Brief: Search the data for the string "dioda" and gather each line it is in.
— start of Data listing —
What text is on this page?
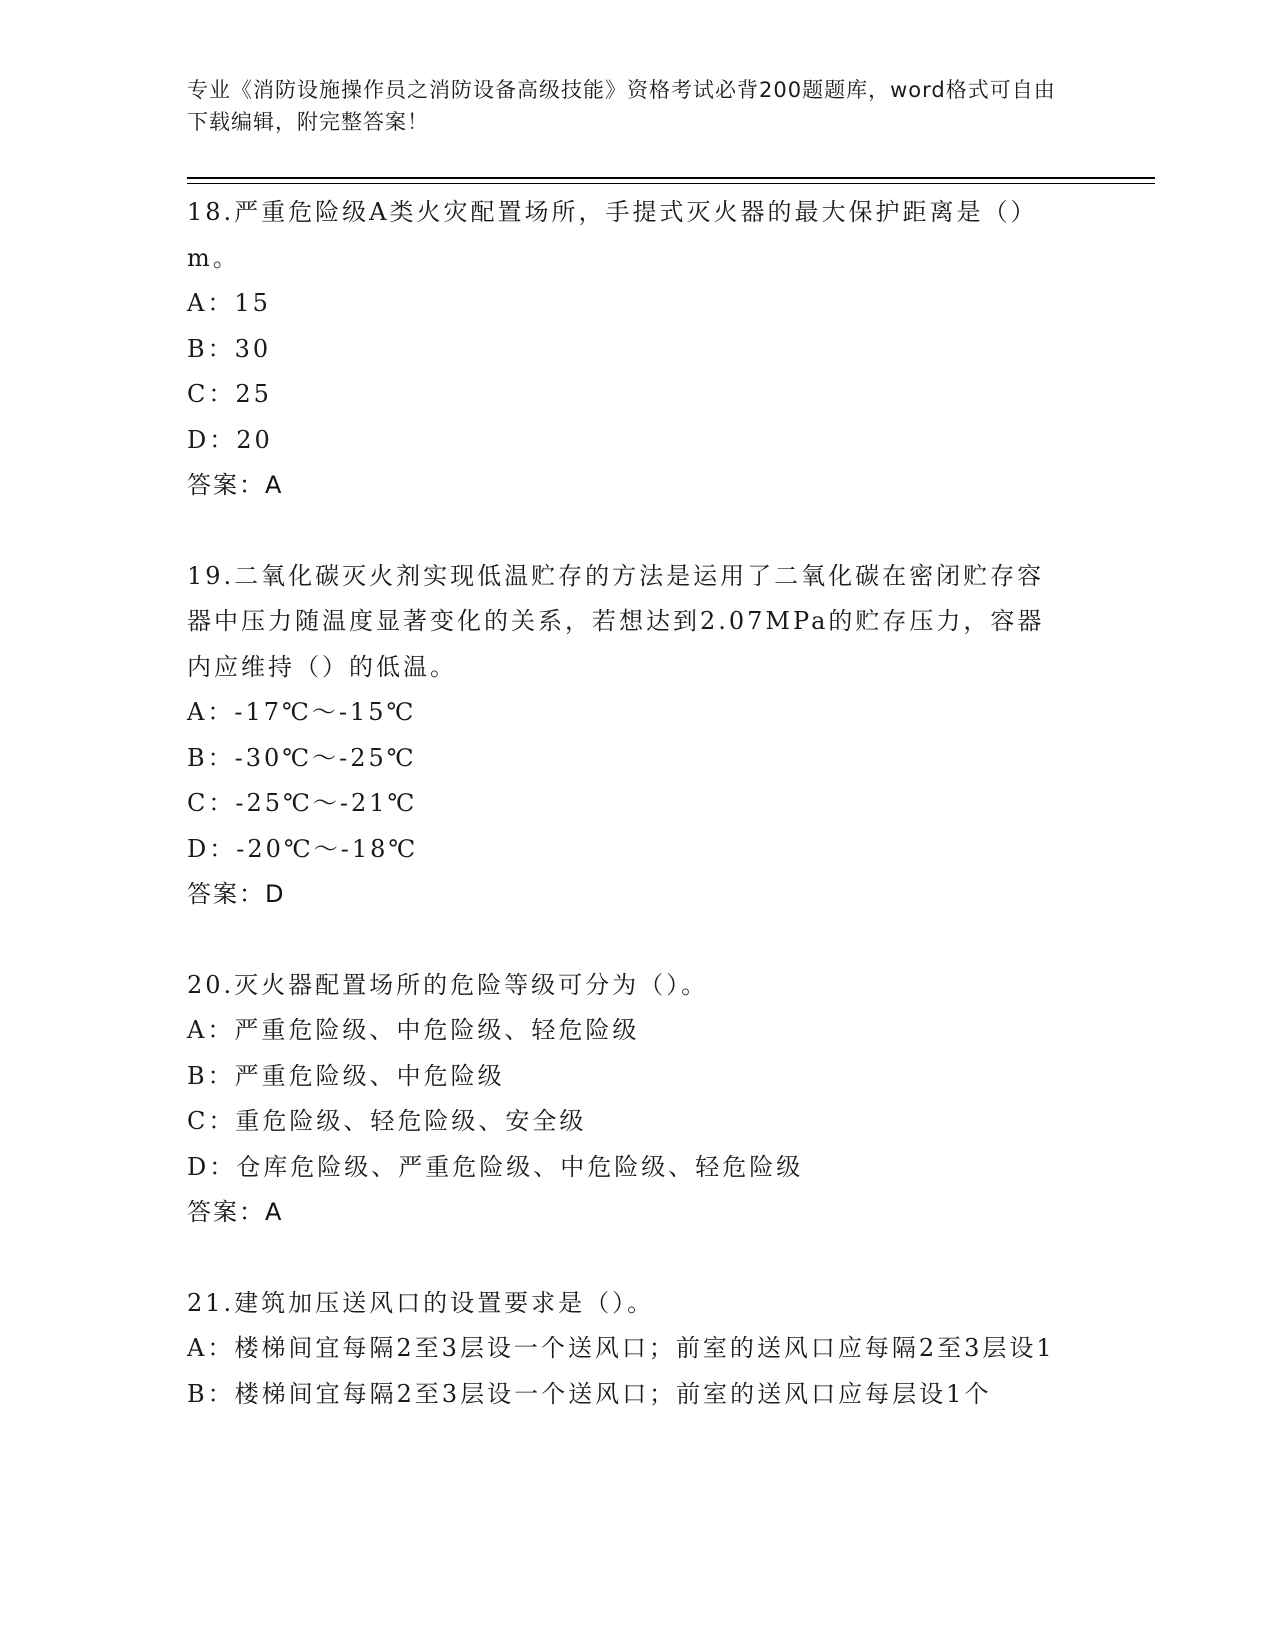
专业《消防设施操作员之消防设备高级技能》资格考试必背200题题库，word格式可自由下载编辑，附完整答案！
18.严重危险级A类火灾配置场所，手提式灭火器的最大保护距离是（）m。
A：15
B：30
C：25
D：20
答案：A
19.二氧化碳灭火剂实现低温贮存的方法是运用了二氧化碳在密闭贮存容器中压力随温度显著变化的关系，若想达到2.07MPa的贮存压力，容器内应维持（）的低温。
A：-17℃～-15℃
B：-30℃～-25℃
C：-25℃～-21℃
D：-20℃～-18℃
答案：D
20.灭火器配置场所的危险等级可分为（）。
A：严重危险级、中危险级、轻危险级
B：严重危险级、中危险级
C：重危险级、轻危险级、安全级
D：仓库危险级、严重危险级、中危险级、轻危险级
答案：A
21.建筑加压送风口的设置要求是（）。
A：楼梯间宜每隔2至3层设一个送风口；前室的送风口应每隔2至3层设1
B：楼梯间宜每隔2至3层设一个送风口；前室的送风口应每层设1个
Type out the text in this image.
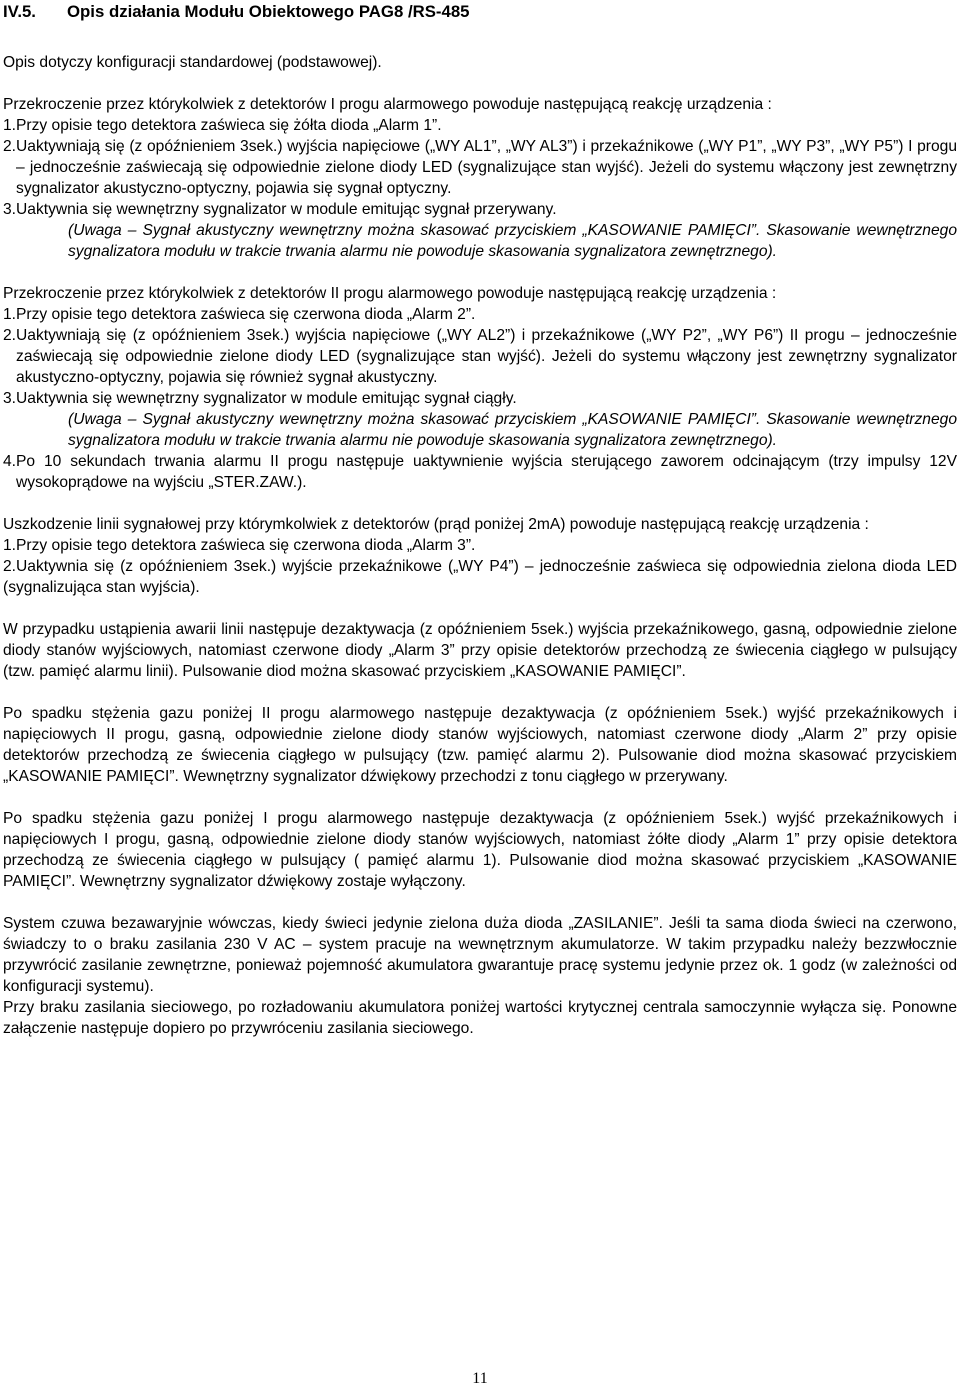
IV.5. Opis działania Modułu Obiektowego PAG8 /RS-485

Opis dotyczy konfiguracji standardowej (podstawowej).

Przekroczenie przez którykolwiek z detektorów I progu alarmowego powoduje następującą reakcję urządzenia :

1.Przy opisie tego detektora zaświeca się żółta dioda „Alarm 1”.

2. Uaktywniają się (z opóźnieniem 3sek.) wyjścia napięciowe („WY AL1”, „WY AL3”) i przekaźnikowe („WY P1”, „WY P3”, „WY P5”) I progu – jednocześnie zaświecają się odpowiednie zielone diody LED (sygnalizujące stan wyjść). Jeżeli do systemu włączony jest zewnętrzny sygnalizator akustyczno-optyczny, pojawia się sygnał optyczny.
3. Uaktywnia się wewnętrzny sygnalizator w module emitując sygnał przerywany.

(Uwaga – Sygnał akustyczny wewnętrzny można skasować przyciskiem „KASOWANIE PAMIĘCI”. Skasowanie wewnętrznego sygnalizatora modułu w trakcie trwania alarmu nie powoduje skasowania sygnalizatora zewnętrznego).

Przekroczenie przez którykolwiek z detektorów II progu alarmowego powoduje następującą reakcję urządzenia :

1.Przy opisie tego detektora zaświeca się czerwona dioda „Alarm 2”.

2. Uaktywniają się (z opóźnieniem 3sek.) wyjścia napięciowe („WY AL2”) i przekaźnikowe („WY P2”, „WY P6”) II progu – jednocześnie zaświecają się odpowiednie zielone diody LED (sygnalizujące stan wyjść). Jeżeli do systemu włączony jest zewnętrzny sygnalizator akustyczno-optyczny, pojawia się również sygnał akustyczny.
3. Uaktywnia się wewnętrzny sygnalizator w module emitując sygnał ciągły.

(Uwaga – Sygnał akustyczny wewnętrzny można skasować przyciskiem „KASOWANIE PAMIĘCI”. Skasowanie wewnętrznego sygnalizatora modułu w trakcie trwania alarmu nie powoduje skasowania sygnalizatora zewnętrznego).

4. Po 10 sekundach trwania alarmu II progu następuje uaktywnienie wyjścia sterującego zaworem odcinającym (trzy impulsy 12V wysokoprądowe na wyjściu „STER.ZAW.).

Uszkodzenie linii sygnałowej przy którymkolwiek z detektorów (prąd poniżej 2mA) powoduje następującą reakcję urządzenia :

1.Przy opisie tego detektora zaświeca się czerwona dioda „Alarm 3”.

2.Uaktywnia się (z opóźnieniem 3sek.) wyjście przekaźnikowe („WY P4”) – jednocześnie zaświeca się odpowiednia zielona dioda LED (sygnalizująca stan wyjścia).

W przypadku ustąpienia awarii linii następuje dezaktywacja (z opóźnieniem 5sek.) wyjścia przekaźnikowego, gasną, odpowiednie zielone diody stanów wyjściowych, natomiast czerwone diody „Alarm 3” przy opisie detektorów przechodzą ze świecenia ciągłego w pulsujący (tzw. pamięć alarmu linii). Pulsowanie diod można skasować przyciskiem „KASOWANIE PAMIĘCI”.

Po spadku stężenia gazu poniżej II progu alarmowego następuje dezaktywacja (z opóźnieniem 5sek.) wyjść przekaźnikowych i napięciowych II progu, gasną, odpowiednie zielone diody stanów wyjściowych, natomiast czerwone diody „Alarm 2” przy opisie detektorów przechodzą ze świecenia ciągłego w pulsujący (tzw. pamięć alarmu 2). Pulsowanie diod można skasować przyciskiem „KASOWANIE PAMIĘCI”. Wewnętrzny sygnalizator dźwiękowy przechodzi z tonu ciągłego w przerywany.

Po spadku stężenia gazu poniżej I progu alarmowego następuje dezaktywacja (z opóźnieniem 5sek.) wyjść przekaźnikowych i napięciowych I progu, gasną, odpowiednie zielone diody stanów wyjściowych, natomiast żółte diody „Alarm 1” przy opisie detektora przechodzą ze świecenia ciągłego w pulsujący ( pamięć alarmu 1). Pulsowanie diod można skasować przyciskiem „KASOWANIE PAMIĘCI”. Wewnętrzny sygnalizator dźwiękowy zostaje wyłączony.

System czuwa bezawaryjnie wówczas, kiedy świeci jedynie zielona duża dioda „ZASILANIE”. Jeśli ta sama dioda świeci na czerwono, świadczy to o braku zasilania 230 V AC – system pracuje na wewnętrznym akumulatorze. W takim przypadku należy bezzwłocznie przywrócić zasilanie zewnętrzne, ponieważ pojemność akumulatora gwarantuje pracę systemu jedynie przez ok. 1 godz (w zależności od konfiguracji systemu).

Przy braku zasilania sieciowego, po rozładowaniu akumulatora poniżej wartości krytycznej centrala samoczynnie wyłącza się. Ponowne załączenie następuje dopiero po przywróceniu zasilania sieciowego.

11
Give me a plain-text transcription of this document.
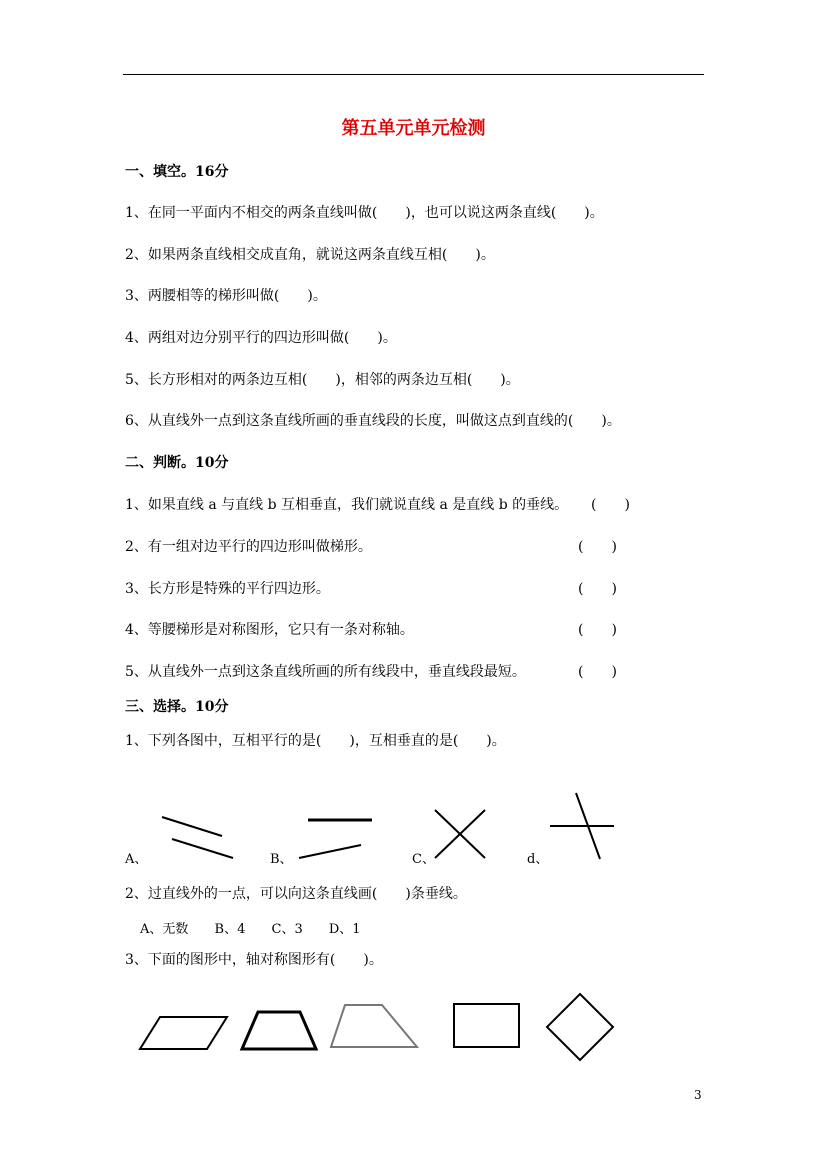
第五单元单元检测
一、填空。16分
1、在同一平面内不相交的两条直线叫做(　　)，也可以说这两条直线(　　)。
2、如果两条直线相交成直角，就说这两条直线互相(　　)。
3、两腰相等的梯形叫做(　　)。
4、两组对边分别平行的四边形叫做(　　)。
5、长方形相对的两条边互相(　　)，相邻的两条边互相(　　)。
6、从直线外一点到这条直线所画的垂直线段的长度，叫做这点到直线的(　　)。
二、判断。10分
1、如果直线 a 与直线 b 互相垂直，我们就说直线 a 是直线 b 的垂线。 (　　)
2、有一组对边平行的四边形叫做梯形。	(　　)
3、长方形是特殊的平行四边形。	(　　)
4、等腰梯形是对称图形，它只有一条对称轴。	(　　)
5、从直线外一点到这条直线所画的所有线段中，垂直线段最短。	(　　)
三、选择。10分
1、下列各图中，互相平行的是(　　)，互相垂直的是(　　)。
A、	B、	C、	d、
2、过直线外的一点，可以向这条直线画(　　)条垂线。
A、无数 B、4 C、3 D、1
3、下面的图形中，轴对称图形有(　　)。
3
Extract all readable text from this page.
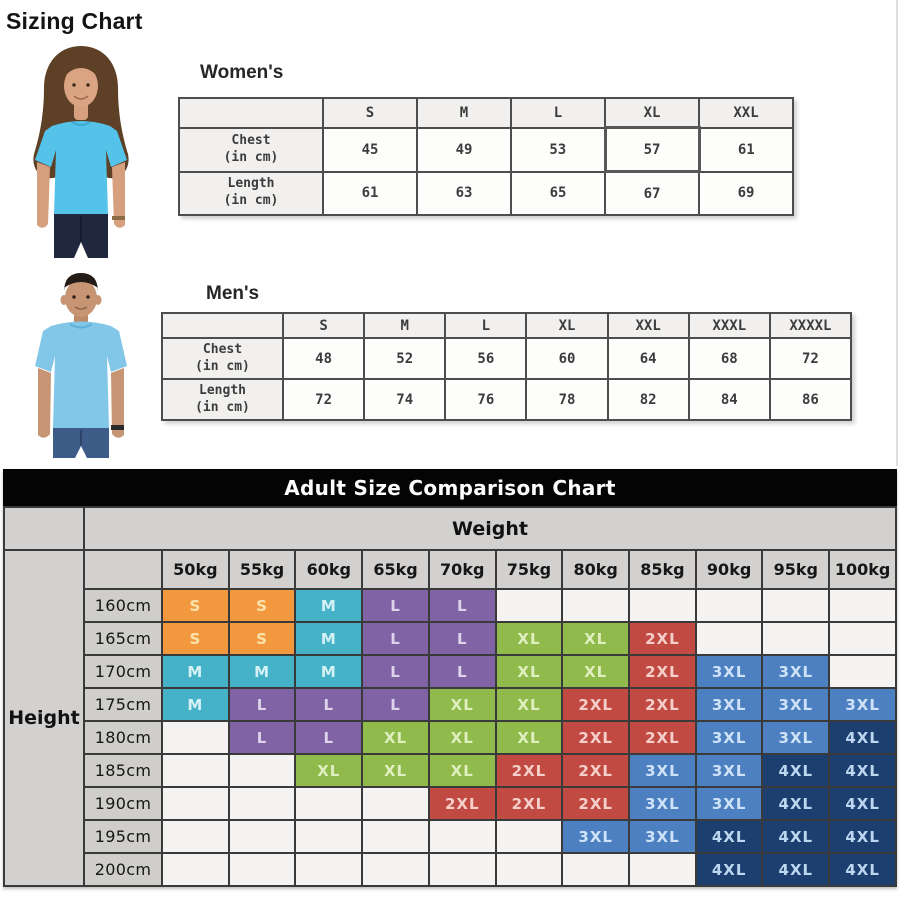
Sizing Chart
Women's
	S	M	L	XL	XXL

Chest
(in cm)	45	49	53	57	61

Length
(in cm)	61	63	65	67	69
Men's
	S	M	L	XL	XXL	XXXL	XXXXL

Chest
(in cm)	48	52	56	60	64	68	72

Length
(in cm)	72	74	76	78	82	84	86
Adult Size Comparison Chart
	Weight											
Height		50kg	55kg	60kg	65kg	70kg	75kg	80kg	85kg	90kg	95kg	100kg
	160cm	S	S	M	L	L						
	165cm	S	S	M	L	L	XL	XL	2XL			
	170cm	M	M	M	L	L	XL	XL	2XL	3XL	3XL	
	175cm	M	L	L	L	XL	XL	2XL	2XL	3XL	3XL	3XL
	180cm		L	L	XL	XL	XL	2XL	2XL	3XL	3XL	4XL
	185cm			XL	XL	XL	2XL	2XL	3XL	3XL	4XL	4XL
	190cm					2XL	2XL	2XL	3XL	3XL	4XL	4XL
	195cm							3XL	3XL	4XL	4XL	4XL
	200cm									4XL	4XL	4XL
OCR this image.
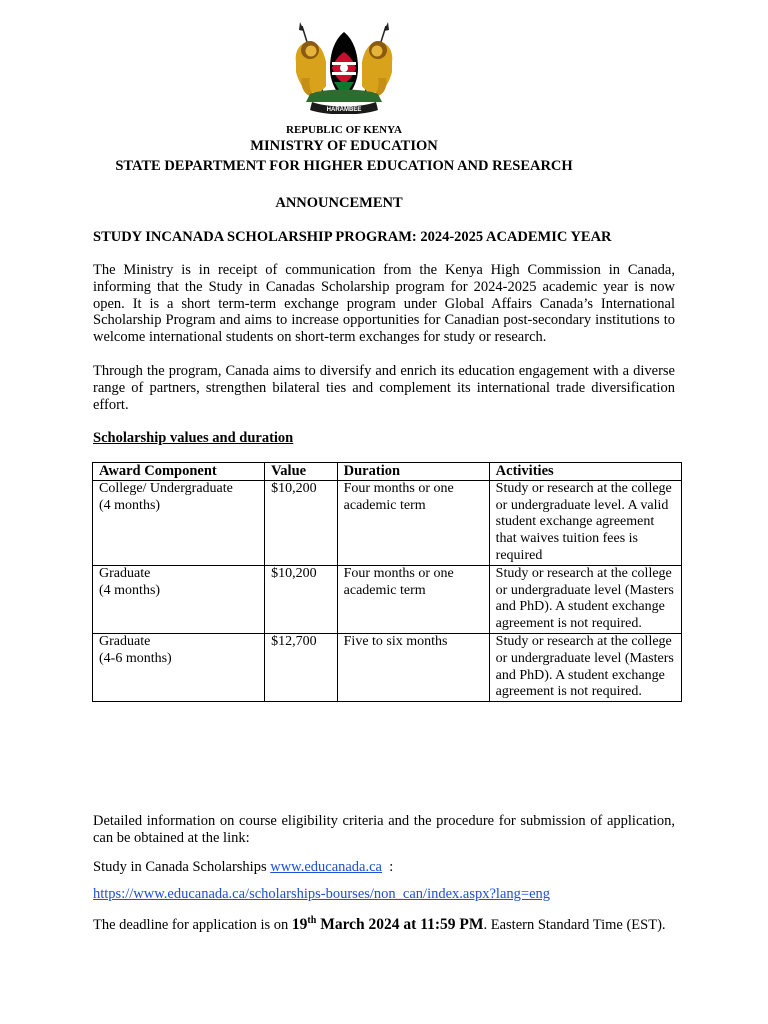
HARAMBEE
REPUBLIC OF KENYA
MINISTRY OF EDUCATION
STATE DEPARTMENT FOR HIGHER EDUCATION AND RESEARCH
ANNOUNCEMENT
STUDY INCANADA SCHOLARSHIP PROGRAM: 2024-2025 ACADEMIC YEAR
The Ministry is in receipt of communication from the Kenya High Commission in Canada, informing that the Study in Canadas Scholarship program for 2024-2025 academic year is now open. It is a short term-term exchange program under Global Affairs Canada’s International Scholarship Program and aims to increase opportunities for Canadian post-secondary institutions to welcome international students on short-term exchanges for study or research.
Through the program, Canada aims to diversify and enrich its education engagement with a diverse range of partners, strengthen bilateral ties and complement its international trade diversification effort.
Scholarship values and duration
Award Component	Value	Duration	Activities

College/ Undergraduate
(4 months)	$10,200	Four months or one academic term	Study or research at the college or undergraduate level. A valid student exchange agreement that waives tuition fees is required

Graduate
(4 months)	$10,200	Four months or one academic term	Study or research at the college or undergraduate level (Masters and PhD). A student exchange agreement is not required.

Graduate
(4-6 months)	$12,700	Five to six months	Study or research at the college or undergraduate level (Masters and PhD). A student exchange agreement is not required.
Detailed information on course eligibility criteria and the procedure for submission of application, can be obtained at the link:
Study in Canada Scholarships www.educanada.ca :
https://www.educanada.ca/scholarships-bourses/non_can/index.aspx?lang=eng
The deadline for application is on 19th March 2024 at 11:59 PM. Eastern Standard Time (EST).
— end of Data listing —
Exercise result:
1.Przy opisie tego detektora zaświeca się żółta dioda „Alarm 1”.
1.Przy opisie tego detektora zaświeca się czerwona dioda „Alarm 2”.
1.Przy opisie tego detektora zaświeca się czerwona dioda „Alarm 3”.
2.Uaktywnia się (z opóźnieniem 3sek.) wyjście przekaźnikowe („WY P4”) – jednocześnie zaświeca się odpowiednia zielona dioda LED (sygnalizująca stan wyjścia).
System czuwa bezawaryjnie wówczas, kiedy świeci jedynie zielona duża dioda „ZASILANIE”. Jeśli ta sama dioda świeci na czerwono, świadczy to o braku zasilania 230 V AC – system pracuje na wewnętrznym akumulatorze. W takim przypadku należy bezzwłocznie przywrócić zasilanie zewnętrzne, ponieważ pojemność akumulatora gwarantuje pracę systemu jedynie przez ok. 1 godz (w zależności od konfiguracji systemu).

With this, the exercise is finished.